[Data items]
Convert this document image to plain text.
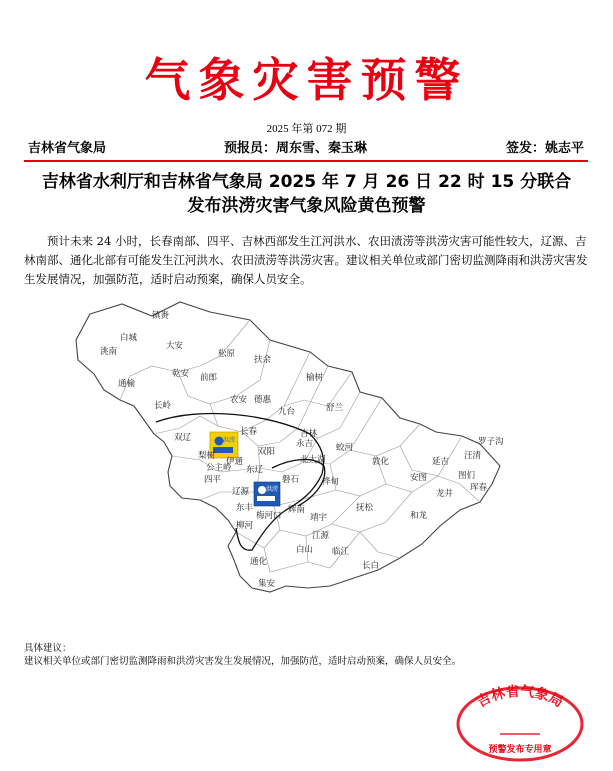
气象灾害预警
2025 年第 072 期
吉林省气象局	预报员：周东雪、秦玉琳	签发：姚志平
吉林省水利厅和吉林省气象局 2025 年 7 月 26 日 22 时 15 分联合
发布洪涝灾害气象风险黄色预警
预计未来 24 小时，长春南部、四平、吉林西部发生江河洪水、农田渍涝等洪涝灾害可能性较大，辽源、吉林南部、通化北部有可能发生江河洪水、农田渍涝等洪涝灾害。建议相关单位或部门密切监测降雨和洪涝灾害发生发展情况，加强防范，适时启动预案，确保人员安全。
洪涝
洪涝
镇赉
白城
洮南
大安
松原
扶余
乾安 前郎
通榆
长岭
榆树
舒兰
农安 德惠
九台
双辽
长春	吉林
永吉	蛟河
敦化
汪清
珲春
双阳
公主岭
梨树
四平
伊通
东丰
磐石	桦甸	安图
龙井
图们
延吉
辽源
东辽
辉南
柳河
梅河口	靖宇
抚松
和龙
通化
白山
江源
临江
长白
集安
罗子沟
北大湖
具体建议：
建议相关单位或部门密切监测降雨和洪涝灾害发生发展情况，加强防范，适时启动预案，确保人员安全。
吉林省气象局
预警发布专用章
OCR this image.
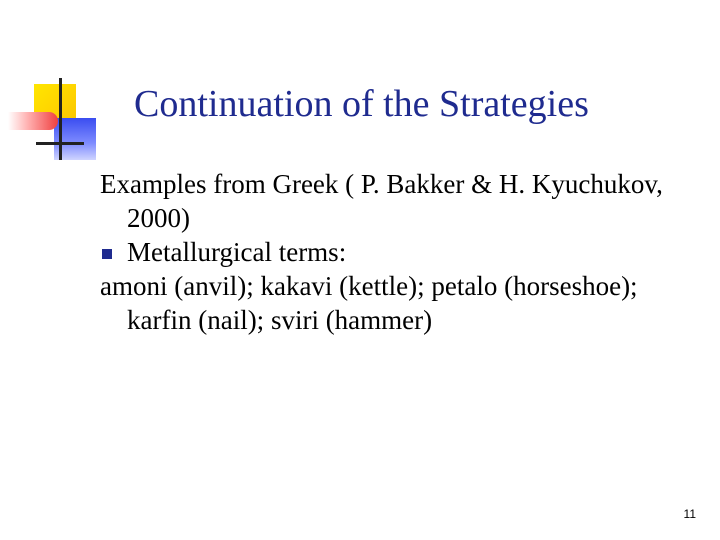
Continuation of the Strategies

Examples from Greek ( P. Bakker & H. Kyuchukov, 2000)

Metallurgical terms:

amoni (anvil); kakavi (kettle); petalo (horseshoe); karfin (nail); sviri (hammer)

11
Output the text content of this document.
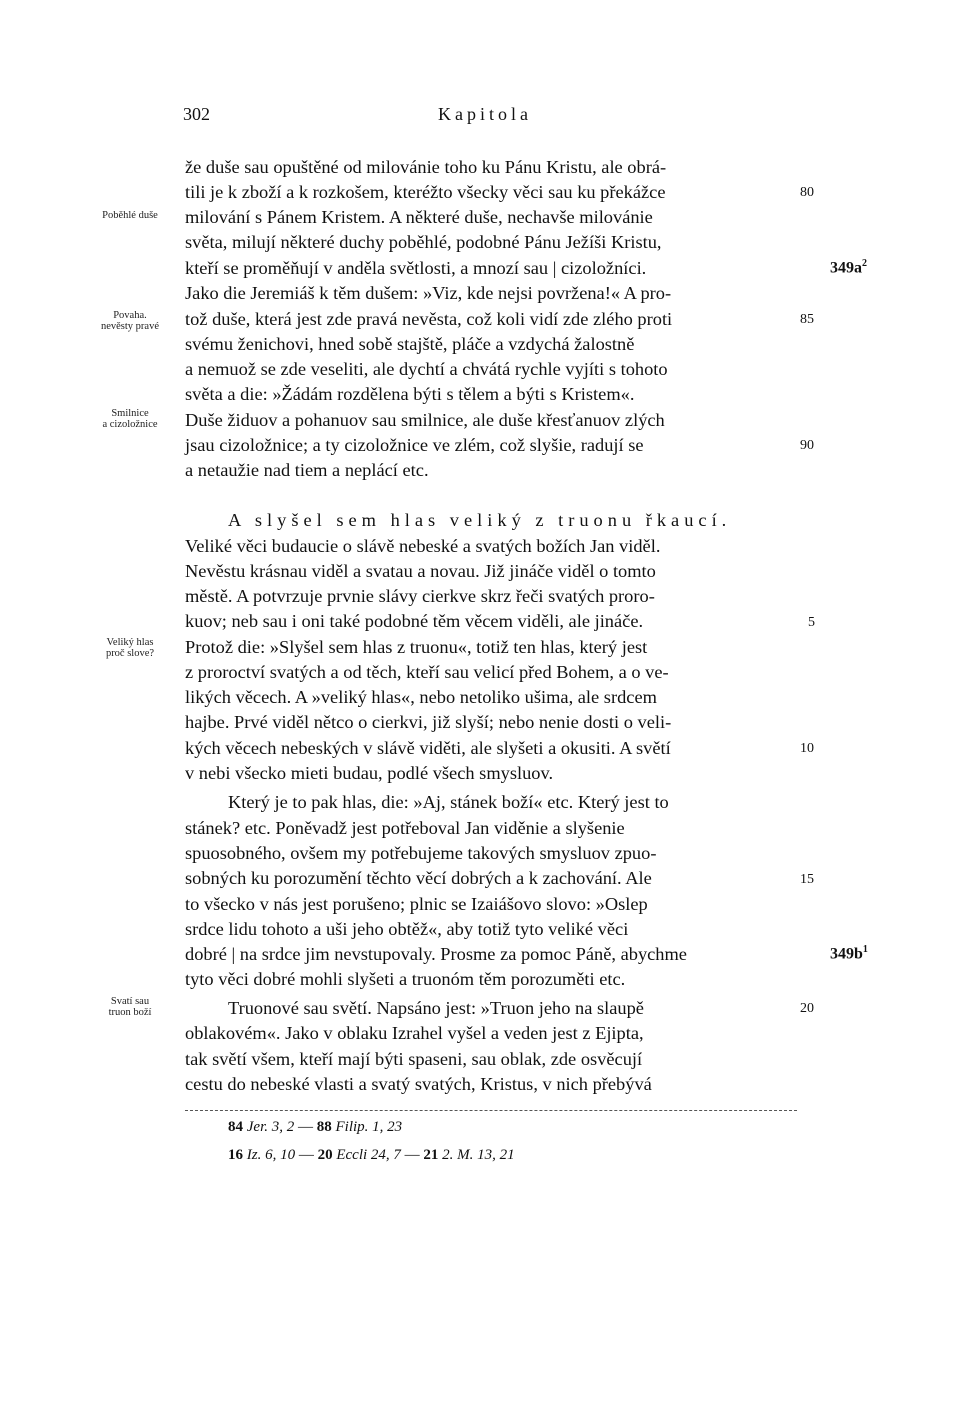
302	Kapitola
Poběhlé duše
Povaha.
nevěsty pravé
Smilnice
a cizoložnice
Veliký hlas
proč slove?
Svatí sau
truon boží
že duše sau opuštěné od milovánie toho ku Pánu Kristu, ale obrá-
tili je k zboží a k rozkošem, kteréžto všecky věci sau ku překážce
milování s Pánem Kristem. A některé duše, nechavše milovánie
světa, milují některé duchy poběhlé, podobné Pánu Ježíši Kristu,
kteří se proměňují v anděla světlosti, a mnozí sau | cizoložníci.
Jako die Jeremiáš k těm dušem: »Viz, kde nejsi povržena!« A pro-
tož duše, která jest zde pravá nevěsta, což koli vidí zde zlého proti
svému ženichovi, hned sobě stajště, pláče a vzdychá žalostně
a nemuož se zde veseliti, ale dychtí a chvátá rychle vyjíti s tohoto
světa a die: »Žádám rozdělena býti s tělem a býti s Kristem«.
Duše židuov a pohanuov sau smilnice, ale duše křesťanuov zlých
jsau cizoložnice; a ty cizoložnice ve zlém, což slyšie, radují se
a netaužie nad tiem a neplácí etc.
A slyšel sem hlas veliký z truonu řkaucí.
Veliké věci budaucie o slávě nebeské a svatých božích Jan viděl.
Nevěstu krásnau viděl a svatau a novau. Již jináče viděl o tomto
městě. A potvrzuje prvnie slávy cierkve skrz řeči svatých proro-
kuov; neb sau i oni také podobné těm věcem viděli, ale jináče.
Protož die: »Slyšel sem hlas z truonu«, totiž ten hlas, který jest
z proroctví svatých a od těch, kteří sau velicí před Bohem, a o ve-
likých věcech. A »veliký hlas«, nebo netoliko ušima, ale srdcem
hajbe. Prvé viděl nětco o cierkvi, již slyší; nebo nenie dosti o veli-
kých věcech nebeských v slávě viděti, ale slyšeti a okusiti. A světí
v nebi všecko mieti budau, podlé všech smysluov.
Který je to pak hlas, die: »Aj, stánek boží« etc. Který jest to
stánek? etc. Poněvadž jest potřeboval Jan viděnie a slyšenie
spuosobného, ovšem my potřebujeme takových smysluov zpuo-
sobných ku porozumění těchto věcí dobrých a k zachování. Ale
to všecko v nás jest porušeno; plnic se Izaiášovo slovo: »Oslep
srdce lidu tohoto a uši jeho obtěž«, aby totiž tyto veliké věci
dobré | na srdce jim nevstupovaly. Prosme za pomoc Páně, abychme
tyto věci dobré mohli slyšeti a truonóm těm porozuměti etc.
Truonové sau světí. Napsáno jest: »Truon jeho na slaupě
oblakovém«. Jako v oblaku Izrahel vyšel a veden jest z Ejipta,
tak světí všem, kteří mají býti spaseni, sau oblak, zde osvěcují
cestu do nebeské vlasti a svatý svatých, Kristus, v nich přebývá
80
85
90
5
10
15
20
$349a^2$
$349b^1$
84 Jer. 3, 2 — 88 Filip. 1, 23
16 Iz. 6, 10 — 20 Eccli 24, 7 — 21 2. M. 13, 21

▶ _Work instructions_
Extract each line holding the string "建议相关单位或部门密切监测降雨和洪涝灾害发生发展情况".

▶ _Solution to this problem_
预计未来 24 小时，长春南部、四平、吉林西部发生江河洪水、农田渍涝等洪涝灾害可能性较大，辽源、吉林南部、通化北部有可能发生江河洪水、农田渍涝等洪涝灾害。建议相关单位或部门密切监测降雨和洪涝灾害发生发展情况，加强防范，适时启动预案，确保人员安全。
建议相关单位或部门密切监测降雨和洪涝灾害发生发展情况，加强防范，适时启动预案，确保人员安全。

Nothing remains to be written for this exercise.